**Stored records:**

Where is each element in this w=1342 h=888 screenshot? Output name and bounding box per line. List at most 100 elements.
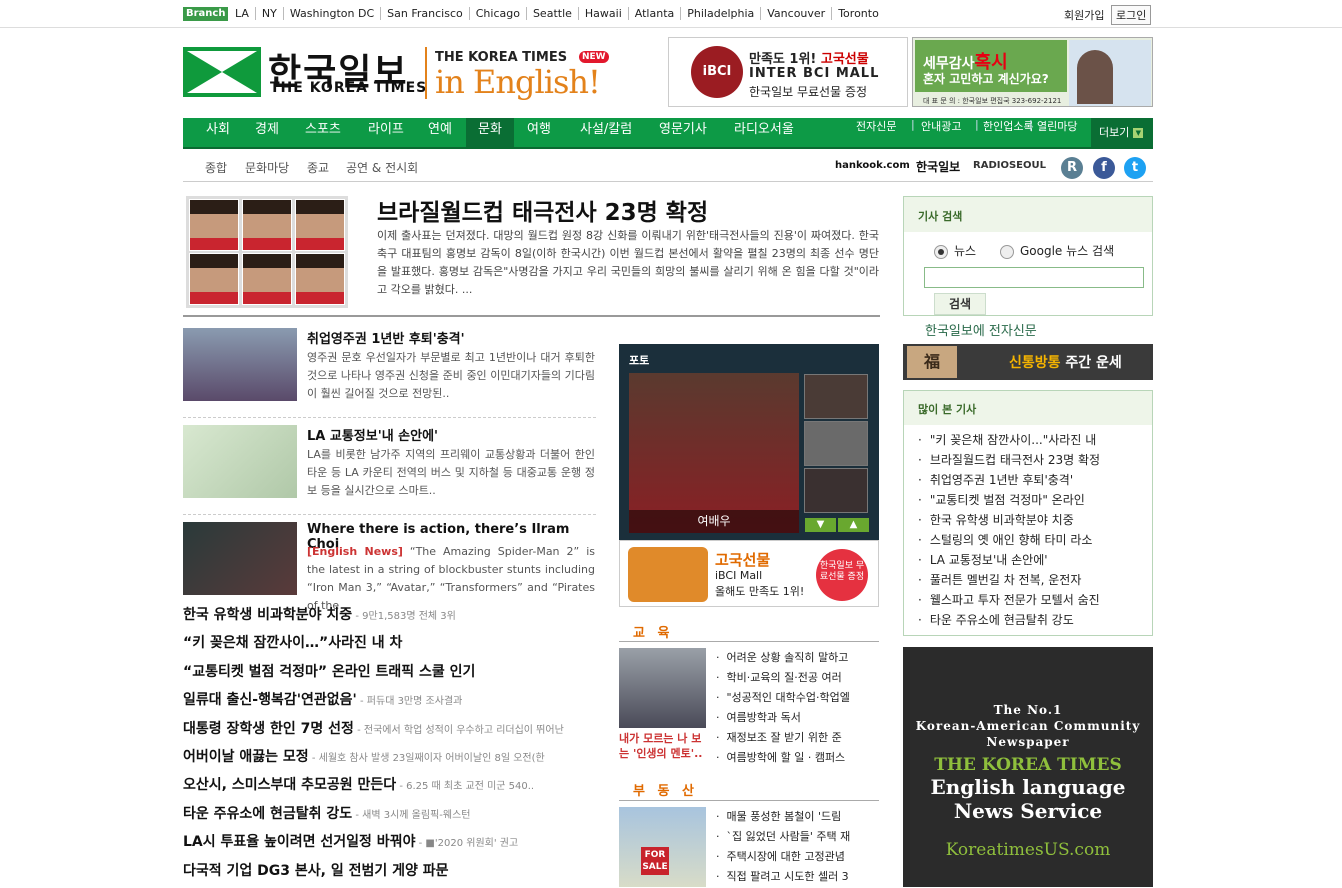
ibci-mall-ad-small[interactable]: 고국선물 iBCI Mall 올해도 만족도 1위! 한국일보 무료선물 증정 xyxy=(619,540,879,607)
city-link-la[interactable]: LA xyxy=(229,7,256,20)
nav-classified[interactable]: 안내광고 xyxy=(921,118,961,147)
chevron-up-icon[interactable]: ▲ xyxy=(838,518,869,532)
education-image[interactable] xyxy=(619,648,706,728)
top-story-photo[interactable] xyxy=(186,196,348,308)
city-link-atlanta[interactable]: Atlanta xyxy=(628,7,682,20)
radio-unchecked-icon xyxy=(1000,244,1014,259)
nav-forum[interactable]: 열린마당 xyxy=(1037,118,1077,147)
nav-item-culture[interactable]: 문화 xyxy=(466,118,514,147)
traffic-map-image[interactable] xyxy=(183,425,297,498)
realestate-item[interactable]: 주택시장에 대한 고정관념 xyxy=(716,847,881,867)
search-button[interactable]: 검색 xyxy=(934,293,986,315)
realestate-item[interactable]: 매물 풍성한 봄철이 '드림 xyxy=(716,807,881,827)
story-image[interactable] xyxy=(183,522,297,595)
headline-link[interactable]: “키 꽂은채 잠깐사이…”사라진 내 차 xyxy=(183,635,402,651)
korea-times-english-ad[interactable]: The No.1 Korean-American Community Newspap… xyxy=(903,647,1153,887)
headline-link[interactable]: 대통령 장학생 한인 7명 선정 xyxy=(183,721,354,737)
popular-item[interactable]: 브라질월드컵 태극전사 23명 확정 xyxy=(918,450,1152,470)
photo-caption[interactable]: 여배우 xyxy=(629,510,799,533)
subnav-item-culture[interactable]: 문화마당 xyxy=(245,159,289,176)
nav-directory[interactable]: 한인업소록 xyxy=(983,118,1034,147)
nav-item-english[interactable]: 영문기사 xyxy=(659,118,707,147)
ibci-mall-ad[interactable]: iBCI 만족도 1위! 고국선물 INTER BCI MALL 한국일보 무료… xyxy=(668,37,908,107)
headline-link[interactable]: 타운 주유소에 현금탈취 강도 xyxy=(183,806,352,822)
nav-item-society[interactable]: 사회 xyxy=(206,118,230,147)
photo-thumbnail[interactable] xyxy=(804,421,868,466)
subnav-item-exhibition[interactable]: 공연 & 전시회 xyxy=(346,159,418,176)
headline-link[interactable]: 어버이날 애끓는 모정 xyxy=(183,749,309,765)
city-link-sf[interactable]: San Francisco xyxy=(381,7,470,20)
city-link-vancouver[interactable]: Vancouver xyxy=(761,7,833,20)
photo-thumbnail[interactable] xyxy=(804,374,868,419)
city-link-hawaii[interactable]: Hawaii xyxy=(578,7,629,20)
headline-link[interactable]: “교통티켓 벌점 걱정마” 온라인 트래픽 스쿨 인기 xyxy=(183,664,475,680)
education-caption[interactable]: 내가 모르는 나 보는 '인생의 멘토'.. xyxy=(619,731,711,761)
site-logo[interactable]: 한국일보 THE KOREA TIMES xyxy=(183,47,443,99)
education-item[interactable]: 여름방학과 독서 xyxy=(716,708,881,728)
nav-item-entertainment[interactable]: 연예 xyxy=(428,118,452,147)
education-item[interactable]: 학비·교육의 질·전공 여러 xyxy=(716,668,881,688)
r-app-icon[interactable]: R xyxy=(1061,157,1083,179)
popular-item[interactable]: "교통티켓 벌점 걱정마" 온라인 xyxy=(918,490,1152,510)
education-item[interactable]: 재정보조 잘 받기 위한 준 xyxy=(716,728,881,748)
realestate-image[interactable]: FOR SALE xyxy=(619,807,706,887)
join-link[interactable]: 회원가입 xyxy=(1064,7,1104,23)
epaper-link[interactable]: 한국일보에 전자신문 xyxy=(925,320,1037,339)
story-title[interactable]: 취업영주권 1년반 후퇴'충격' xyxy=(307,328,465,347)
nav-item-travel[interactable]: 여행 xyxy=(527,118,551,147)
news-radio[interactable]: 뉴스 xyxy=(934,242,976,259)
nav-item-life[interactable]: 라이프 xyxy=(368,118,404,147)
popular-item[interactable]: 스털링의 옛 애인 향해 타미 라소 xyxy=(918,530,1152,550)
headline-link[interactable]: 일류대 출신-행복감'연관없음' xyxy=(183,692,357,708)
headline-link[interactable]: LA시 투표율 높이려면 선거일정 바꿔야 xyxy=(183,834,415,850)
chevron-down-icon[interactable]: ▼ xyxy=(805,518,836,532)
photo-thumbnail[interactable] xyxy=(804,468,868,513)
popular-item[interactable]: 웰스파고 투자 전문가 모텔서 숨진 xyxy=(918,590,1152,610)
in-english-logo[interactable]: THE KOREA TIMES in English! NEW xyxy=(425,47,615,99)
tax-audit-ad[interactable]: 세무감사혹시 혼자 고민하고 계신가요? 대 표 문 의 : 한국일보 편집국 … xyxy=(912,37,1153,107)
subnav-item-religion[interactable]: 종교 xyxy=(307,159,329,176)
popular-item[interactable]: 타운 주유소에 현금탈취 강도 xyxy=(918,610,1152,630)
education-title[interactable]: 교 육 xyxy=(633,622,673,641)
headline-link[interactable]: 다국적 기업 DG3 본사, 일 전범기 게양 파문 xyxy=(183,863,449,879)
education-item[interactable]: 여름방학에 할 일 · 캠퍼스 xyxy=(716,748,881,768)
city-link-ny[interactable]: NY xyxy=(255,7,284,20)
education-item[interactable]: "성공적인 대학수업·학업엘 xyxy=(716,688,881,708)
popular-item[interactable]: 취업영주권 1년반 후퇴'충격' xyxy=(918,470,1152,490)
twitter-icon[interactable]: t xyxy=(1124,157,1146,179)
city-link-chicago[interactable]: Chicago xyxy=(469,7,527,20)
city-link-seattle[interactable]: Seattle xyxy=(526,7,579,20)
nav-item-editorial[interactable]: 사설/칼럼 xyxy=(580,118,632,147)
google-news-radio[interactable]: Google 뉴스 검색 xyxy=(1000,242,1114,259)
nav-item-economy[interactable]: 경제 xyxy=(255,118,279,147)
hankook-link[interactable]: hankook.com xyxy=(835,160,910,171)
city-link-philadelphia[interactable]: Philadelphia xyxy=(681,7,762,20)
popular-item[interactable]: "키 꽂은채 잠깐사이..."사라진 내 xyxy=(918,430,1152,450)
more-button[interactable]: 더보기 ▼ xyxy=(1091,118,1153,147)
subnav-item-general[interactable]: 종합 xyxy=(205,159,227,176)
city-link-dc[interactable]: Washington DC xyxy=(283,7,382,20)
realestate-item[interactable]: `집 잃었던 사람들' 주택 재 xyxy=(716,827,881,847)
city-link-toronto[interactable]: Toronto xyxy=(832,7,885,20)
popular-item[interactable]: LA 교통정보'내 손안에' xyxy=(918,550,1152,570)
facebook-icon[interactable]: f xyxy=(1093,157,1115,179)
realestate-item[interactable]: 직접 팔려고 시도한 셀러 3 xyxy=(716,867,881,887)
top-story-title[interactable]: 브라질월드컵 태극전사 23명 확정 xyxy=(377,193,708,227)
photo-main-image[interactable] xyxy=(629,373,799,533)
education-item[interactable]: 어려운 상황 솔직히 말하고 xyxy=(716,648,881,668)
popular-item[interactable]: 한국 유학생 비과학분야 치중 xyxy=(918,510,1152,530)
nav-epaper[interactable]: 전자신문 xyxy=(856,118,896,147)
story-image[interactable] xyxy=(183,328,297,401)
story-title[interactable]: LA 교통정보'내 손안에' xyxy=(307,425,438,444)
login-button[interactable]: 로그인 xyxy=(1111,5,1152,25)
nav-item-radio[interactable]: 라디오서울 xyxy=(734,118,794,147)
realestate-title[interactable]: 부 동 산 xyxy=(633,780,698,799)
headline-link[interactable]: 한국 유학생 비과학분야 치중 xyxy=(183,607,352,623)
weekly-fortune-banner[interactable]: 福 신통방통 주간 운세 xyxy=(903,344,1153,380)
headline-link[interactable]: 오산시, 스미스부대 추모공원 만든다 xyxy=(183,777,396,793)
nav-item-sports[interactable]: 스포츠 xyxy=(305,118,341,147)
radioseoul-link[interactable]: RADIOSEOUL xyxy=(973,160,1046,171)
hankookilbo-link[interactable]: 한국일보 xyxy=(916,158,960,175)
search-input[interactable] xyxy=(924,267,1144,288)
popular-item[interactable]: 풀러튼 멜번길 차 전복, 운전자 xyxy=(918,570,1152,590)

**Challenge:** Update the records from the line with "ibci-mall-ad-small[interactable]: 고국선물 iBCI" up to and including the line with "photo-thumbnail[interactable] xyxy=(804,421,868,466)", changing "headline-link" to "news-link" and keeping everything else the same. Give back only those lines.

**Response below:**
ibci-mall-ad-small[interactable]: 고국선물 iBCI Mall 올해도 만족도 1위! 한국일보 무료선물 증정 xyxy=(619,540,879,607)
city-link-la[interactable]: LA xyxy=(229,7,256,20)
nav-classified[interactable]: 안내광고 xyxy=(921,118,961,147)
chevron-up-icon[interactable]: ▲ xyxy=(838,518,869,532)
education-image[interactable] xyxy=(619,648,706,728)
top-story-photo[interactable] xyxy=(186,196,348,308)
city-link-atlanta[interactable]: Atlanta xyxy=(628,7,682,20)
radio-unchecked-icon xyxy=(1000,244,1014,259)
nav-forum[interactable]: 열린마당 xyxy=(1037,118,1077,147)
nav-item-culture[interactable]: 문화 xyxy=(466,118,514,147)
traffic-map-image[interactable] xyxy=(183,425,297,498)
realestate-item[interactable]: 주택시장에 대한 고정관념 xyxy=(716,847,881,867)
search-button[interactable]: 검색 xyxy=(934,293,986,315)
realestate-item[interactable]: 매물 풍성한 봄철이 '드림 xyxy=(716,807,881,827)
story-image[interactable] xyxy=(183,522,297,595)
news-link[interactable]: “키 꽂은채 잠깐사이…”사라진 내 차 xyxy=(183,635,402,651)
korea-times-english-ad[interactable]: The No.1 Korean-American Community Newspap… xyxy=(903,647,1153,887)
news-link[interactable]: 대통령 장학생 한인 7명 선정 xyxy=(183,721,354,737)
popular-item[interactable]: 브라질월드컵 태극전사 23명 확정 xyxy=(918,450,1152,470)
photo-caption[interactable]: 여배우 xyxy=(629,510,799,533)
subnav-item-culture[interactable]: 문화마당 xyxy=(245,159,289,176)
nav-directory[interactable]: 한인업소록 xyxy=(983,118,1034,147)
nav-item-english[interactable]: 영문기사 xyxy=(659,118,707,147)
ibci-mall-ad[interactable]: iBCI 만족도 1위! 고국선물 INTER BCI MALL 한국일보 무료… xyxy=(668,37,908,107)
news-link[interactable]: 타운 주유소에 현금탈취 강도 xyxy=(183,806,352,822)
nav-item-society[interactable]: 사회 xyxy=(206,118,230,147)
photo-thumbnail[interactable] xyxy=(804,421,868,466)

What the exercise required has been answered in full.